◆ **Provided data**:
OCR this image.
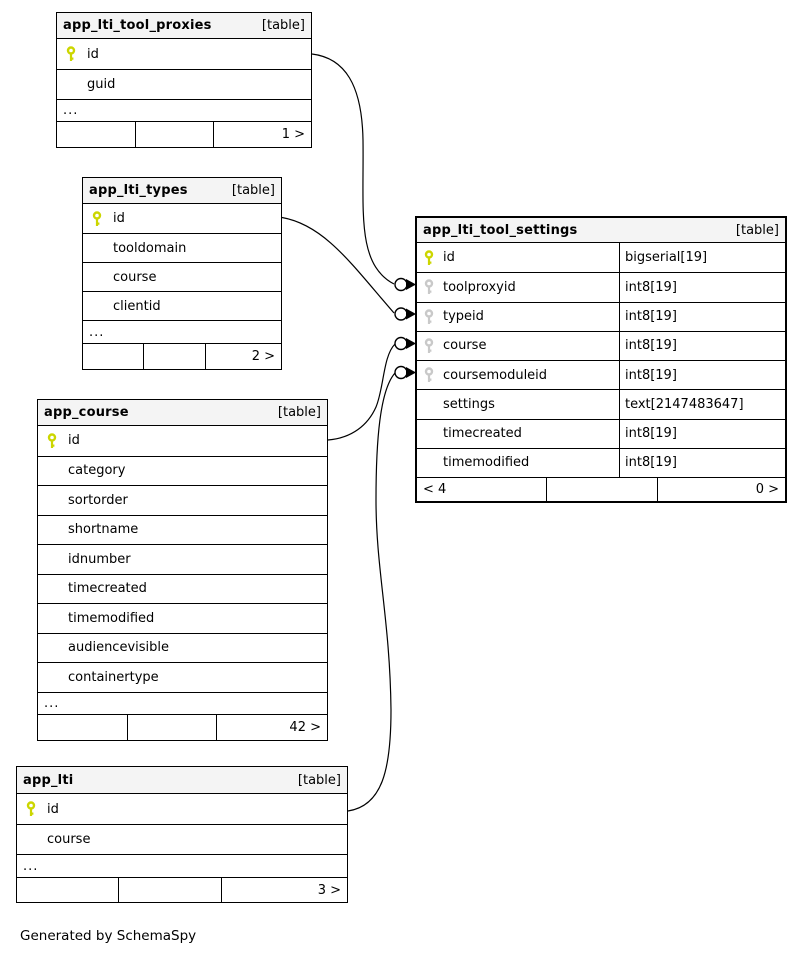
app_lti_tool_proxies	[table]
id
guid
...
1 >
app_lti_types	[table]
id
tooldomain
course
clientid
...
2 >
app_course	[table]
id
category
sortorder
shortname
idnumber
timecreated
timemodified
audiencevisible
containertype
...
42 >
app_lti	[table]
id
course
...
3 >
app_lti_tool_settings	[table]
id	bigserial[19]
toolproxyid	int8[19]
typeid	int8[19]
course	int8[19]
coursemoduleid	int8[19]
settings	text[2147483647]
timecreated	int8[19]
timemodified	int8[19]
< 4	0 >
Generated by SchemaSpy
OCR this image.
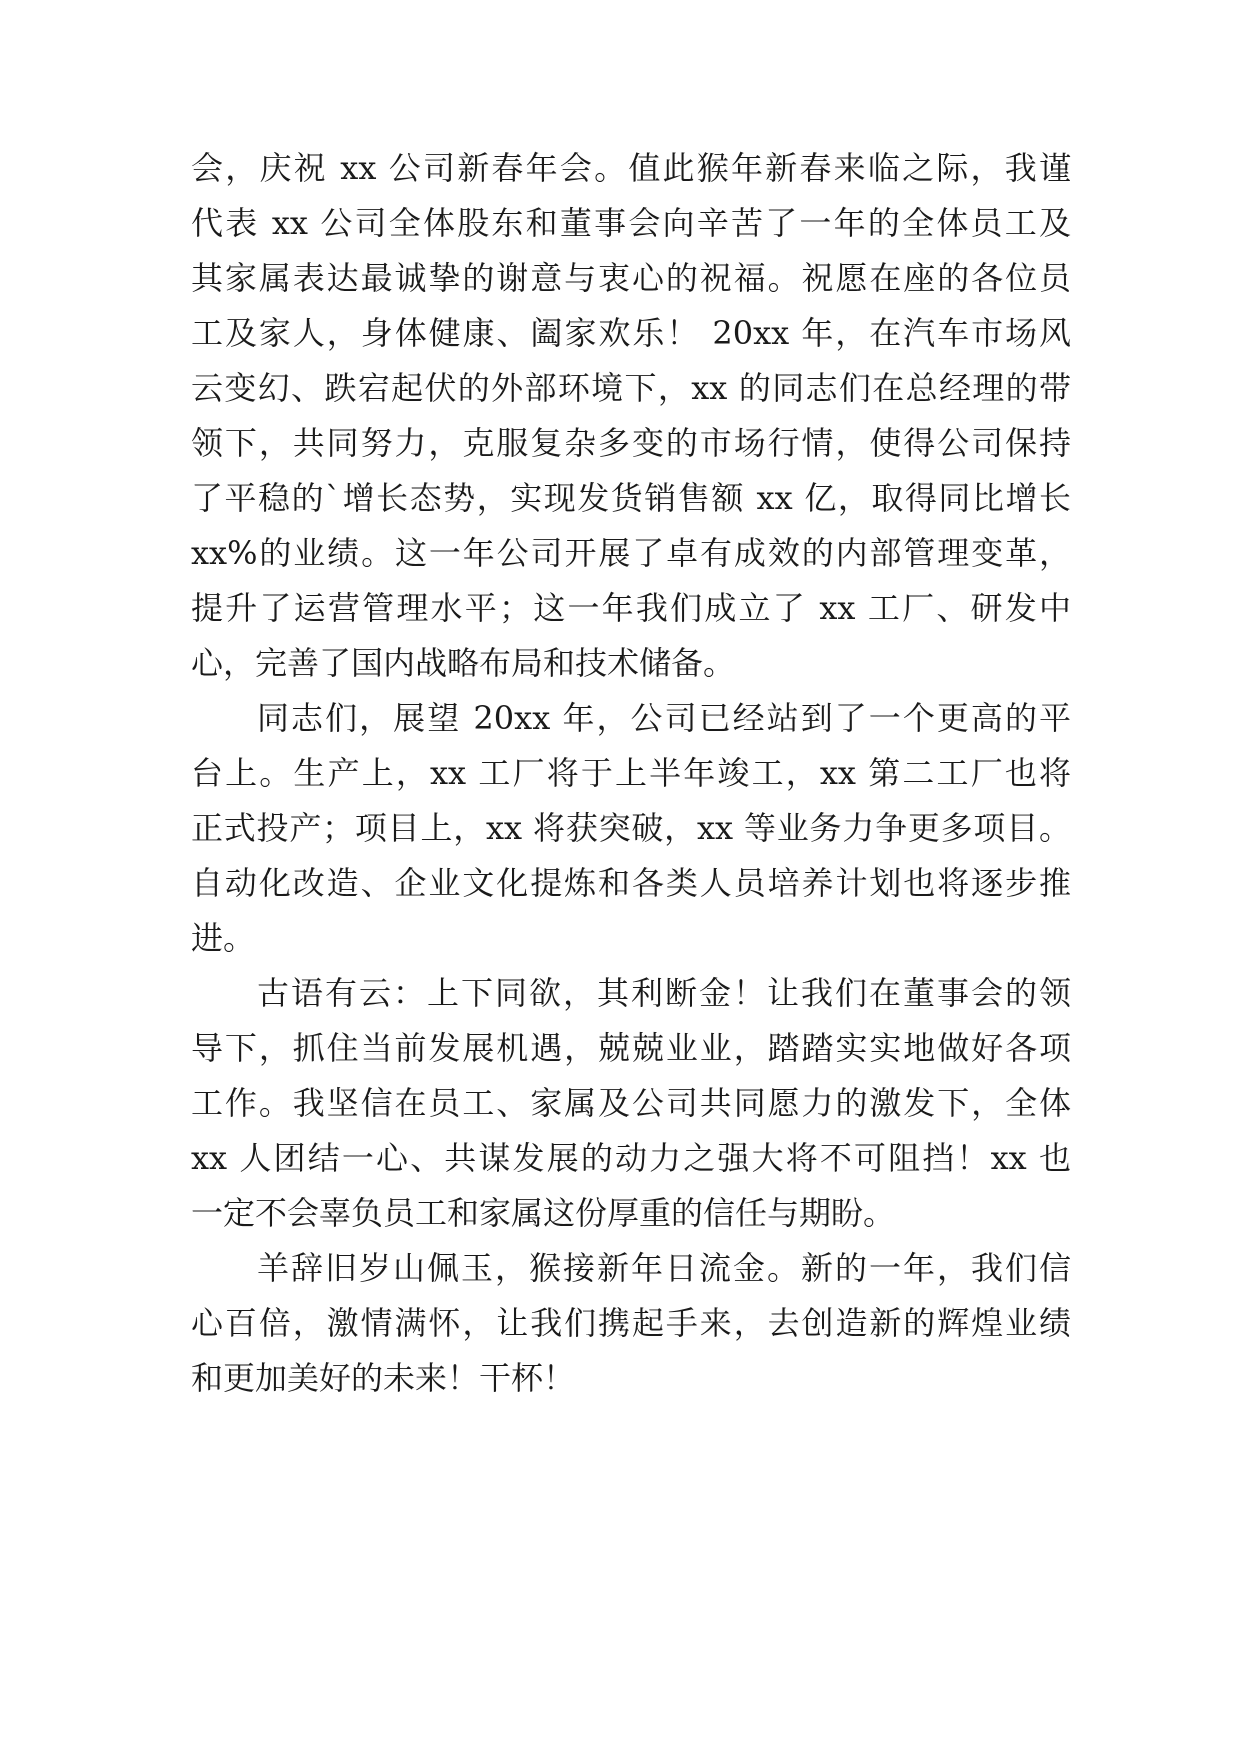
会，庆祝 xx 公司新春年会。值此猴年新春来临之际，我谨
代表 xx 公司全体股东和董事会向辛苦了一年的全体员工及
其家属表达最诚挚的谢意与衷心的祝福。祝愿在座的各位员
工及家人，身体健康、阖家欢乐！ 20xx 年，在汽车市场风
云变幻、跌宕起伏的外部环境下，xx 的同志们在总经理的带
领下，共同努力，克服复杂多变的市场行情，使得公司保持
了平稳的`增长态势，实现发货销售额 xx 亿，取得同比增长
xx%的业绩。这一年公司开展了卓有成效的内部管理变革，
提升了运营管理水平；这一年我们成立了 xx 工厂、研发中
心，完善了国内战略布局和技术储备。
同志们，展望 20xx 年，公司已经站到了一个更高的平
台上。生产上，xx 工厂将于上半年竣工，xx 第二工厂也将
正式投产；项目上，xx 将获突破，xx 等业务力争更多项目。
自动化改造、企业文化提炼和各类人员培养计划也将逐步推
进。
古语有云：上下同欲，其利断金！让我们在董事会的领
导下，抓住当前发展机遇，兢兢业业，踏踏实实地做好各项
工作。我坚信在员工、家属及公司共同愿力的激发下，全体
xx 人团结一心、共谋发展的动力之强大将不可阻挡！xx 也
一定不会辜负员工和家属这份厚重的信任与期盼。
羊辞旧岁山佩玉，猴接新年日流金。新的一年，我们信
心百倍，激情满怀，让我们携起手来，去创造新的辉煌业绩
和更加美好的未来！干杯！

◆ **Set problem**: Pull out every line containing "timemodified".

◆ **Solution to the problem**:
timemodified
timemodified	int8[19]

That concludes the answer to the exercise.